Exercise directions
Isolate every line in the records below with "title" in it.

[Data extract start]

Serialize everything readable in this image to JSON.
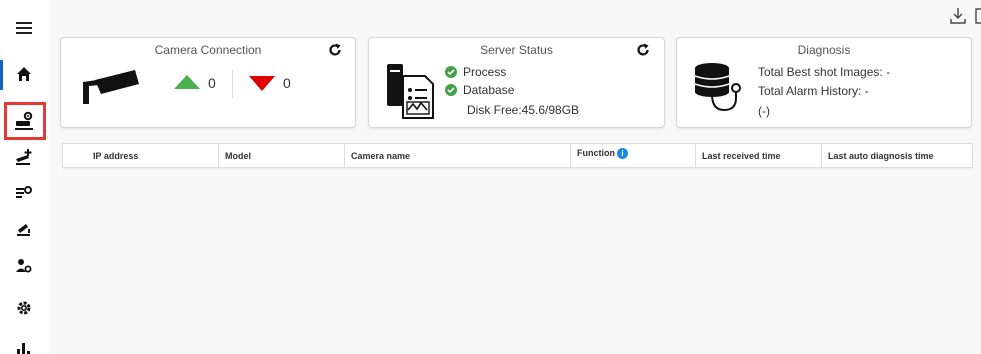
{
  "sidebar": {
    "items": [
      {
        "name": "menu-icon"
      },
      {
        "name": "home-icon"
      },
      {
        "name": "camera-settings-icon"
      },
      {
        "name": "camera-add-icon"
      },
      {
        "name": "camera-list-settings-icon"
      },
      {
        "name": "alarm-camera-icon"
      },
      {
        "name": "user-settings-icon"
      },
      {
        "name": "gear-icon"
      },
      {
        "name": "bar-chart-icon"
      }
    ],
    "active_item": "home-icon",
    "highlighted_item": "camera-settings-icon"
  },
  "toolbar": {
    "icons": [
      "download-icon",
      "window-icon"
    ]
  },
  "camera_connection": {
    "title": "Camera Connection",
    "up_count": "0",
    "down_count": "0",
    "up_color": "#4caf50",
    "down_color": "#e00000"
  },
  "server_status": {
    "title": "Server Status",
    "process_label": "Process",
    "database_label": "Database",
    "disk_free": "Disk Free:45.6/98GB",
    "ok_color": "#43a047"
  },
  "diagnosis": {
    "title": "Diagnosis",
    "best_shot": "Total Best shot Images: -",
    "alarm_history": "Total Alarm History: -",
    "extra": "(-)"
  },
  "table": {
    "columns": [
      "IP address",
      "Model",
      "Camera name",
      "Function",
      "Last received time",
      "Last auto diagnosis time"
    ],
    "function_info_icon": "info-icon",
    "info_color": "#1e88e5"
  },
  "colors": {
    "accent": "#1565c0",
    "highlight": "#e53935"
  }
}
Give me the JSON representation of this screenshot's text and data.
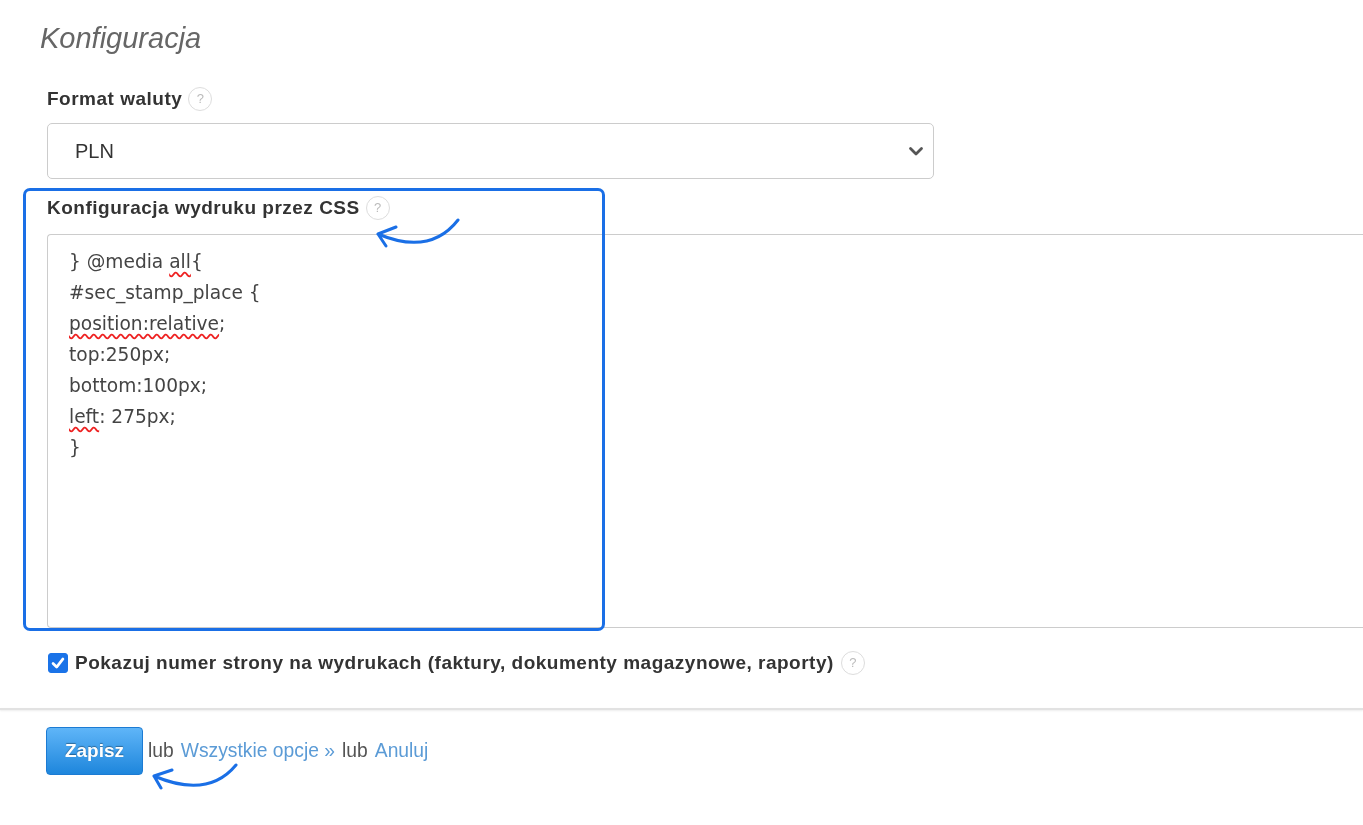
{
  "page": {
    "title": "Konfiguracja"
  },
  "currency_format": {
    "label": "Format waluty",
    "help": "?",
    "value": "PLN"
  },
  "css_print": {
    "label": "Konfiguracja wydruku przez CSS",
    "help": "?",
    "highlighted": true,
    "help_arrow": true,
    "lines": [
      [
        {
          "text": "} @media ",
          "misspelled": false
        },
        {
          "text": "all",
          "misspelled": true
        },
        {
          "text": "{",
          "misspelled": false
        }
      ],
      [
        {
          "text": "#sec_stamp_place {",
          "misspelled": false
        }
      ],
      [
        {
          "text": "position:relative",
          "misspelled": true
        },
        {
          "text": ";",
          "misspelled": false
        }
      ],
      [
        {
          "text": "top:250px;",
          "misspelled": false
        }
      ],
      [
        {
          "text": "bottom:100px;",
          "misspelled": false
        }
      ],
      [
        {
          "text": "left",
          "misspelled": true
        },
        {
          "text": ": 275px;",
          "misspelled": false
        }
      ],
      [
        {
          "text": "}",
          "misspelled": false
        }
      ]
    ]
  },
  "show_page_numbers": {
    "label": "Pokazuj numer strony na wydrukach (faktury, dokumenty magazynowe, raporty)",
    "help": "?",
    "checked": true
  },
  "actions": {
    "save": {
      "label": "Zapisz",
      "arrow": true
    },
    "items": [
      {
        "kind": "text",
        "text": "lub"
      },
      {
        "kind": "link",
        "text": "Wszystkie opcje »"
      },
      {
        "kind": "text",
        "text": "lub"
      },
      {
        "kind": "link",
        "text": "Anuluj"
      }
    ]
  }
}
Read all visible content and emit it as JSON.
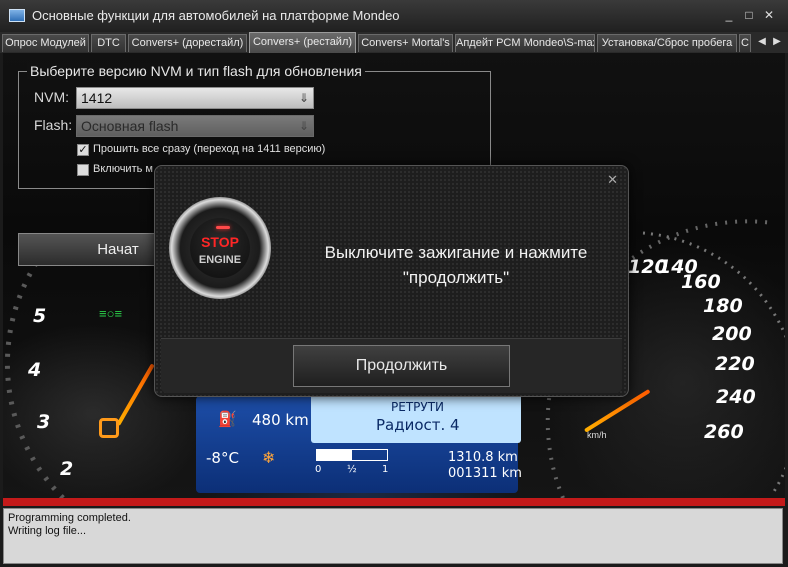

[Data extract end]

Completed exercise
    "title": "Camera Connection",
    "title": "Server Status",
    "title": "Diagnosis",
    "title": "Konfiguracja"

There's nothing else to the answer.